__CHALLENGE__
Each of the entries should be retyped precisely as it appears.
--------------------------------
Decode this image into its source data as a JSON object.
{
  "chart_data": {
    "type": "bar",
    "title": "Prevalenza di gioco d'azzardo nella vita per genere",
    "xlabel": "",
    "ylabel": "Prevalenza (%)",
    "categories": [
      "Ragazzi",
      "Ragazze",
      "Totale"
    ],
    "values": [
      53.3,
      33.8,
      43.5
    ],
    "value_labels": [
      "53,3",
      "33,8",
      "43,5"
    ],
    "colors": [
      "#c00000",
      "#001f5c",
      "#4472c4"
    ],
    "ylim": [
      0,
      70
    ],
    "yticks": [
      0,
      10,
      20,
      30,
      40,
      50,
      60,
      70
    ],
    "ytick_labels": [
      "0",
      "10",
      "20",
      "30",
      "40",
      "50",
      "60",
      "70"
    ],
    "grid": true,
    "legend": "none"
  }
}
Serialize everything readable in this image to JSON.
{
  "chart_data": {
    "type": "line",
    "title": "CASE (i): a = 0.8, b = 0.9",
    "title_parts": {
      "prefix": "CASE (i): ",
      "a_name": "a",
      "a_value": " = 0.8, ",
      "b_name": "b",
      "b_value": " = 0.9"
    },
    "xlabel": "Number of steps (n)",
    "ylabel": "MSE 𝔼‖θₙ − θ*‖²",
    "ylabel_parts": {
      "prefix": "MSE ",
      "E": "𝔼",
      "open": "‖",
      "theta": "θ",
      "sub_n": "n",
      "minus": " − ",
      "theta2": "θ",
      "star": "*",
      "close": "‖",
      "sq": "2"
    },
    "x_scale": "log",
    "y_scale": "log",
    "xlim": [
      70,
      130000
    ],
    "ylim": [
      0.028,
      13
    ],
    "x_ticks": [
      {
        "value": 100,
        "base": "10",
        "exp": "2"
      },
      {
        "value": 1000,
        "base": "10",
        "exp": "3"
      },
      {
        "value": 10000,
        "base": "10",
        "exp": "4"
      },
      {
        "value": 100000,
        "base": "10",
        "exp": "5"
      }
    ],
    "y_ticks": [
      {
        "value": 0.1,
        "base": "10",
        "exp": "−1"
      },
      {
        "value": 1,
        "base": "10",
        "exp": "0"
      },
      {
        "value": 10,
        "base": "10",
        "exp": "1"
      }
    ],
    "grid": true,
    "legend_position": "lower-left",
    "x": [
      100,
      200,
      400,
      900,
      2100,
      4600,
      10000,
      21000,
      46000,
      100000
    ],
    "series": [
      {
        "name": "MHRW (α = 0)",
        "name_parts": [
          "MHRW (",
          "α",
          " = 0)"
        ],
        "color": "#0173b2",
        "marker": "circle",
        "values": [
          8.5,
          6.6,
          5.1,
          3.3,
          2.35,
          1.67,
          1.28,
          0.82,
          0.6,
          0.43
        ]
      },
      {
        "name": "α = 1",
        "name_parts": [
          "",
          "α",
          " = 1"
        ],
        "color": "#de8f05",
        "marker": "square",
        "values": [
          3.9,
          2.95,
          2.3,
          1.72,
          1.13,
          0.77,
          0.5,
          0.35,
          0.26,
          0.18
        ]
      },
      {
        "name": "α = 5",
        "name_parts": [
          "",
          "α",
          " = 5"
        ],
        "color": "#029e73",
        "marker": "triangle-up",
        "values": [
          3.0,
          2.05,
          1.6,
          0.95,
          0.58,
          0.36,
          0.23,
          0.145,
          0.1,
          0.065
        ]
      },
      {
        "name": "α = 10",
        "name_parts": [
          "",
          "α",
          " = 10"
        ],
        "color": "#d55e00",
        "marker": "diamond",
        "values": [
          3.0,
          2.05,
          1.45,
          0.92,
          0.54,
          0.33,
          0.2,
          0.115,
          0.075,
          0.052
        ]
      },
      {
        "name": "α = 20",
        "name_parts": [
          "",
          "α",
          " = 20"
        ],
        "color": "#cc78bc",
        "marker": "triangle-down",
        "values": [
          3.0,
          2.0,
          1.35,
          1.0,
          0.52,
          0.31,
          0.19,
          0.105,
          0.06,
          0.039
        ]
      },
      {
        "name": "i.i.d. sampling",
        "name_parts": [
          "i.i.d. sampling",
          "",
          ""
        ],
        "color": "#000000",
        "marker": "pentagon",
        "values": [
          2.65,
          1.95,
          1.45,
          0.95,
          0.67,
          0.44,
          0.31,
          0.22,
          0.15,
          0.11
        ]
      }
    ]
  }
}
--------------------------------
__ANSWER TO THIS EXERCISE__
Decode this image into its source data as a JSON object.
{
  "chart_data": {
    "type": "bar",
    "title": "Prevalenza di gioco d'azzardo nella vita per genere",
    "xlabel": "",
    "ylabel": "Prevalenza (%)",
    "categories": [
      "Ragazzi",
      "Ragazze",
      "Totale"
    ],
    "values": [
      53.3,
      33.8,
      43.5
    ],
    "value_labels": [
      "53,3",
      "33,8",
      "43,5"
    ],
    "colors": [
      "#c00000",
      "#001f5c",
      "#4472c4"
    ],
    "ylim": [
      0,
      70
    ],
    "yticks": [
      0,
      10,
      20,
      30,
      40,
      50,
      60,
      70
    ],
    "ytick_labels": [
      "0",
      "10",
      "20",
      "30",
      "40",
      "50",
      "60",
      "70"
    ],
    "grid": true,
    "legend": "none"
  }
}
Serialize everything readable in this image to JSON.
{
  "chart_data": {
    "type": "line",
    "title": "CASE (i): a = 0.8, b = 0.9",
    "title_parts": {
      "prefix": "CASE (i): ",
      "a_name": "a",
      "a_value": " = 0.8, ",
      "b_name": "b",
      "b_value": " = 0.9"
    },
    "xlabel": "Number of steps (n)",
    "ylabel": "MSE 𝔼‖θₙ − θ*‖²",
    "ylabel_parts": {
      "prefix": "MSE ",
      "E": "𝔼",
      "open": "‖",
      "theta": "θ",
      "sub_n": "n",
      "minus": " − ",
      "theta2": "θ",
      "star": "*",
      "close": "‖",
      "sq": "2"
    },
    "x_scale": "log",
    "y_scale": "log",
    "xlim": [
      70,
      130000
    ],
    "ylim": [
      0.028,
      13
    ],
    "x_ticks": [
      {
        "value": 100,
        "base": "10",
        "exp": "2"
      },
      {
        "value": 1000,
        "base": "10",
        "exp": "3"
      },
      {
        "value": 10000,
        "base": "10",
        "exp": "4"
      },
      {
        "value": 100000,
        "base": "10",
        "exp": "5"
      }
    ],
    "y_ticks": [
      {
        "value": 0.1,
        "base": "10",
        "exp": "−1"
      },
      {
        "value": 1,
        "base": "10",
        "exp": "0"
      },
      {
        "value": 10,
        "base": "10",
        "exp": "1"
      }
    ],
    "grid": true,
    "legend_position": "lower-left",
    "x": [
      100,
      200,
      400,
      900,
      2100,
      4600,
      10000,
      21000,
      46000,
      100000
    ],
    "series": [
      {
        "name": "MHRW (α = 0)",
        "name_parts": [
          "MHRW (",
          "α",
          " = 0)"
        ],
        "color": "#0173b2",
        "marker": "circle",
        "values": [
          8.5,
          6.6,
          5.1,
          3.3,
          2.35,
          1.67,
          1.28,
          0.82,
          0.6,
          0.43
        ]
      },
      {
        "name": "α = 1",
        "name_parts": [
          "",
          "α",
          " = 1"
        ],
        "color": "#de8f05",
        "marker": "square",
        "values": [
          3.9,
          2.95,
          2.3,
          1.72,
          1.13,
          0.77,
          0.5,
          0.35,
          0.26,
          0.18
        ]
      },
      {
        "name": "α = 5",
        "name_parts": [
          "",
          "α",
          " = 5"
        ],
        "color": "#029e73",
        "marker": "triangle-up",
        "values": [
          3.0,
          2.05,
          1.6,
          0.95,
          0.58,
          0.36,
          0.23,
          0.145,
          0.1,
          0.065
        ]
      },
      {
        "name": "α = 10",
        "name_parts": [
          "",
          "α",
          " = 10"
        ],
        "color": "#d55e00",
        "marker": "diamond",
        "values": [
          3.0,
          2.05,
          1.45,
          0.92,
          0.54,
          0.33,
          0.2,
          0.115,
          0.075,
          0.052
        ]
      },
      {
        "name": "α = 20",
        "name_parts": [
          "",
          "α",
          " = 20"
        ],
        "color": "#cc78bc",
        "marker": "triangle-down",
        "values": [
          3.0,
          2.0,
          1.35,
          1.0,
          0.52,
          0.31,
          0.19,
          0.105,
          0.06,
          0.039
        ]
      },
      {
        "name": "i.i.d. sampling",
        "name_parts": [
          "i.i.d. sampling",
          "",
          ""
        ],
        "color": "#000000",
        "marker": "pentagon",
        "values": [
          2.65,
          1.95,
          1.45,
          0.95,
          0.67,
          0.44,
          0.31,
          0.22,
          0.15,
          0.11
        ]
      }
    ]
  }
}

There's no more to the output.